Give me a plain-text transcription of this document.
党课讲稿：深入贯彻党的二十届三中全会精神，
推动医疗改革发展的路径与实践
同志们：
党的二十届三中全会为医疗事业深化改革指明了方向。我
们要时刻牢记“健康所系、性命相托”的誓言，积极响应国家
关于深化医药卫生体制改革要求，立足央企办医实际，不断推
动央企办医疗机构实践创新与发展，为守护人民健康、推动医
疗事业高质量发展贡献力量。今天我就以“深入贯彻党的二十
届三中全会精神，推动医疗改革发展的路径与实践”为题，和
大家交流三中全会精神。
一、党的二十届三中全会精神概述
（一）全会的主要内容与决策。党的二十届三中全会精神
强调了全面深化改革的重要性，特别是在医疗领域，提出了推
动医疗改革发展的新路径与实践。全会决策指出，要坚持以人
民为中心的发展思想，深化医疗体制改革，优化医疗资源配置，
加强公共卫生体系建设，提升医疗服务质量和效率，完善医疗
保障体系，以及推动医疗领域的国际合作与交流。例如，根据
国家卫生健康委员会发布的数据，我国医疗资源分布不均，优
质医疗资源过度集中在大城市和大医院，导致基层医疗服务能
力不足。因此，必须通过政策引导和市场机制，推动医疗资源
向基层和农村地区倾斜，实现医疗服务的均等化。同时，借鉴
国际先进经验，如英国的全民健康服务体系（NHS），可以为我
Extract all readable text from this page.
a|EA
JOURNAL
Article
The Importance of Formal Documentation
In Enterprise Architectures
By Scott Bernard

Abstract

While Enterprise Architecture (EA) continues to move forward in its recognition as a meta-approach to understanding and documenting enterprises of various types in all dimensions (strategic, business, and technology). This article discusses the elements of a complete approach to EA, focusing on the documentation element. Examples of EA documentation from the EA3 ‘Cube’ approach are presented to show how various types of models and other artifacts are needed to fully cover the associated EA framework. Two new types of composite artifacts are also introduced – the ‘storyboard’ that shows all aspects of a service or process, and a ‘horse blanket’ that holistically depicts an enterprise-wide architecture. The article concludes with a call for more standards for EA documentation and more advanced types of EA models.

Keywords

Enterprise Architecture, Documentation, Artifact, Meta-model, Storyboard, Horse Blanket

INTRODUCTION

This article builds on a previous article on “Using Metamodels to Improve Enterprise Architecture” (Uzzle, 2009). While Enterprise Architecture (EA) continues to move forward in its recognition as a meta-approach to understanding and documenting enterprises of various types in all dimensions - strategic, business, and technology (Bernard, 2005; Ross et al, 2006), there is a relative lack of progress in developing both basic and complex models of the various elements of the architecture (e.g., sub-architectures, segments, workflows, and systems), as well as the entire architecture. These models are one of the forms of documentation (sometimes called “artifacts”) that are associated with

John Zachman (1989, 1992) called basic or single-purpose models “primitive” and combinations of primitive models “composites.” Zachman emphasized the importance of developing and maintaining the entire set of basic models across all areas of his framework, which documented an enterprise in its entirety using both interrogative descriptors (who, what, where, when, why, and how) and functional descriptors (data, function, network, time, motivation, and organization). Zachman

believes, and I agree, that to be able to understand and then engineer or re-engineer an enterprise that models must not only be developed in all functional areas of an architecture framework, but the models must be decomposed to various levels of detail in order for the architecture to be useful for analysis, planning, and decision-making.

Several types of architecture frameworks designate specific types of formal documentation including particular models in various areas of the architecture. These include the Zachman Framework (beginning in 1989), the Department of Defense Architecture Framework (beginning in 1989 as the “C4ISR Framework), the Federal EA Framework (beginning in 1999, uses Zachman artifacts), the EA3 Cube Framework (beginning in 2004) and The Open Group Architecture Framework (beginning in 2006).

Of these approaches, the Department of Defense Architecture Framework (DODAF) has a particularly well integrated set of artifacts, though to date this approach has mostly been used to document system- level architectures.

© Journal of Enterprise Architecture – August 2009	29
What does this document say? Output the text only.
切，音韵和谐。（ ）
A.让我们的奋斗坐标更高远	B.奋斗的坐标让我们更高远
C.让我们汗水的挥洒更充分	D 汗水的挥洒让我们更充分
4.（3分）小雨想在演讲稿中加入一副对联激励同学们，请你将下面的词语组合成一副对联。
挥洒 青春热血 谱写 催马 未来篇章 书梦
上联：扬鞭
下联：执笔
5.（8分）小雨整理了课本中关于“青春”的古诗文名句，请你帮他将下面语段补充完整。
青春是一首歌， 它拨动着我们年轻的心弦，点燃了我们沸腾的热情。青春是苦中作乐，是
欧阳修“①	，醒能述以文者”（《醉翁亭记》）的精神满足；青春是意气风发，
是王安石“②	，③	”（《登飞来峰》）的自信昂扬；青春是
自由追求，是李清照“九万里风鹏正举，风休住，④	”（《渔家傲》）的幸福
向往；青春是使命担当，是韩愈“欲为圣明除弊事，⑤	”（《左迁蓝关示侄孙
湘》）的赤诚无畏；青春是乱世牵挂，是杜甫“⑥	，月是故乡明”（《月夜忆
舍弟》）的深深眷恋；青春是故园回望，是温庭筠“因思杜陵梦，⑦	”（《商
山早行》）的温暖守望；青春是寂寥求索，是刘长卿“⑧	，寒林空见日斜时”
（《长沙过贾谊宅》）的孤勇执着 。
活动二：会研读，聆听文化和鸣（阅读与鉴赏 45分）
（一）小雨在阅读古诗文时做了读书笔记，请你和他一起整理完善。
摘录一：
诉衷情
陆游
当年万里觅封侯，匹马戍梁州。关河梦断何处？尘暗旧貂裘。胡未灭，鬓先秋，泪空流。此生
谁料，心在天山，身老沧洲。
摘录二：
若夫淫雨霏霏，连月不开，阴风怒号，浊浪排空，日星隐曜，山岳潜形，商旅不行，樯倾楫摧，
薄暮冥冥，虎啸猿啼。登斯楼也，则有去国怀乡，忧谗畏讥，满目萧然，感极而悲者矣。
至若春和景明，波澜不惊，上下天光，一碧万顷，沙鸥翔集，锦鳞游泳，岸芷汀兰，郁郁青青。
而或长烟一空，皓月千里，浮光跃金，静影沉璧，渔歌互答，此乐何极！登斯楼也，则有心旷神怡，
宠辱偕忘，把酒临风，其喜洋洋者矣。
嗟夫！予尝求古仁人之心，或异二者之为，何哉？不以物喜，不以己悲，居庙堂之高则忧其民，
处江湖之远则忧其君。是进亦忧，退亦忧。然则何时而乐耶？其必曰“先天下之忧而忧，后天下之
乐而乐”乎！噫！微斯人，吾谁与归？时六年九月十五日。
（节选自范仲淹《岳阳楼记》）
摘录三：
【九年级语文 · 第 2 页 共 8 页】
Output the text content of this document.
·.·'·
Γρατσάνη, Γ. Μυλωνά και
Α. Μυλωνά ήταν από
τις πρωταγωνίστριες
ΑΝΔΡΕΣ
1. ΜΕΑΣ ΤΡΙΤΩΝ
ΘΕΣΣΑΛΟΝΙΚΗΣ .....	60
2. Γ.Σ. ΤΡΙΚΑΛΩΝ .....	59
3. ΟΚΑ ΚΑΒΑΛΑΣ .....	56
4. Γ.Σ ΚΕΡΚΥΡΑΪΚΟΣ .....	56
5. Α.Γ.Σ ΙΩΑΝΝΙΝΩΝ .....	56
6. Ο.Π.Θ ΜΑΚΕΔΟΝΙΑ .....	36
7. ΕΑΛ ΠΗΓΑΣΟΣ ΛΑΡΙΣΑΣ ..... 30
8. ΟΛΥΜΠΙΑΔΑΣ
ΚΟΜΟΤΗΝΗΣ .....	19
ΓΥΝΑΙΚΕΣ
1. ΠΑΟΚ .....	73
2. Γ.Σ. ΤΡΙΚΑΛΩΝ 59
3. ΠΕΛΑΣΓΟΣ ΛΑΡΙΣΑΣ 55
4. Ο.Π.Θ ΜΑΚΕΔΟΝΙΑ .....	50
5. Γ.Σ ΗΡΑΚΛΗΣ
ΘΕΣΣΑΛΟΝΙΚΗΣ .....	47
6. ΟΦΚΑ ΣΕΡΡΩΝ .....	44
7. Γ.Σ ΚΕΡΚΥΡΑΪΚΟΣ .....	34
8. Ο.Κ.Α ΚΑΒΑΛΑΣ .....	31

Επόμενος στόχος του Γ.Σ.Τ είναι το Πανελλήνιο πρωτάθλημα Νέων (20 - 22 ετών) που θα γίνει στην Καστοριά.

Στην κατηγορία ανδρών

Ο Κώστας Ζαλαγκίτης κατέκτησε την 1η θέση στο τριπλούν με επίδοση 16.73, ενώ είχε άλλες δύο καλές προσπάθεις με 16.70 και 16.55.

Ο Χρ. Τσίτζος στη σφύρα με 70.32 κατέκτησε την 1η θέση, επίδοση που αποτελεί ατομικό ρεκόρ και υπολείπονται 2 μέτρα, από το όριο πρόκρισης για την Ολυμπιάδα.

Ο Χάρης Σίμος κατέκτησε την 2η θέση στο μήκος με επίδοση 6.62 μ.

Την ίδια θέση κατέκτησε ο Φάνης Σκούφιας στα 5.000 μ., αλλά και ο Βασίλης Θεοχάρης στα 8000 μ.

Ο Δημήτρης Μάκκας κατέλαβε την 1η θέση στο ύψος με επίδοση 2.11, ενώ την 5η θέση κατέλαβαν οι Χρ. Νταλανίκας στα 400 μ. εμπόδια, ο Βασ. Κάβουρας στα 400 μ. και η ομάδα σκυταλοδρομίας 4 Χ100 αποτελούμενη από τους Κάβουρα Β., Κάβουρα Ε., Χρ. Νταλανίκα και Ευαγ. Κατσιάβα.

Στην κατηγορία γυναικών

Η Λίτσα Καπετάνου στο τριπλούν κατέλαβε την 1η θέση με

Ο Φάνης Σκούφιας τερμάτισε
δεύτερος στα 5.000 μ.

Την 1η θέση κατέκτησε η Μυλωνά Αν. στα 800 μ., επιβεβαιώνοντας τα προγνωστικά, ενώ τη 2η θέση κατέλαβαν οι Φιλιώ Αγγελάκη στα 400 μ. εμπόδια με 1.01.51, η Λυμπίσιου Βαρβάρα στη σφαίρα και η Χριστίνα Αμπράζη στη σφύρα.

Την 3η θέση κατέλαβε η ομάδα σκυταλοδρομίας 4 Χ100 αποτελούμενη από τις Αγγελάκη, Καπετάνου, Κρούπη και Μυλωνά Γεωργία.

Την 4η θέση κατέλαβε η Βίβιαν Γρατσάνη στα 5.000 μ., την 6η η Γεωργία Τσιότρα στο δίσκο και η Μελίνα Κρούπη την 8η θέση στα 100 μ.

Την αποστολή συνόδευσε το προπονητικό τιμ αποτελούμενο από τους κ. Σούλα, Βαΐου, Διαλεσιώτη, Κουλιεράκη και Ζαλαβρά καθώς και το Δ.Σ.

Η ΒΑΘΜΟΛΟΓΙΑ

- What you will do: Each line of the material that holds the string "from" counts once; give the total alone.

- Correct result: 2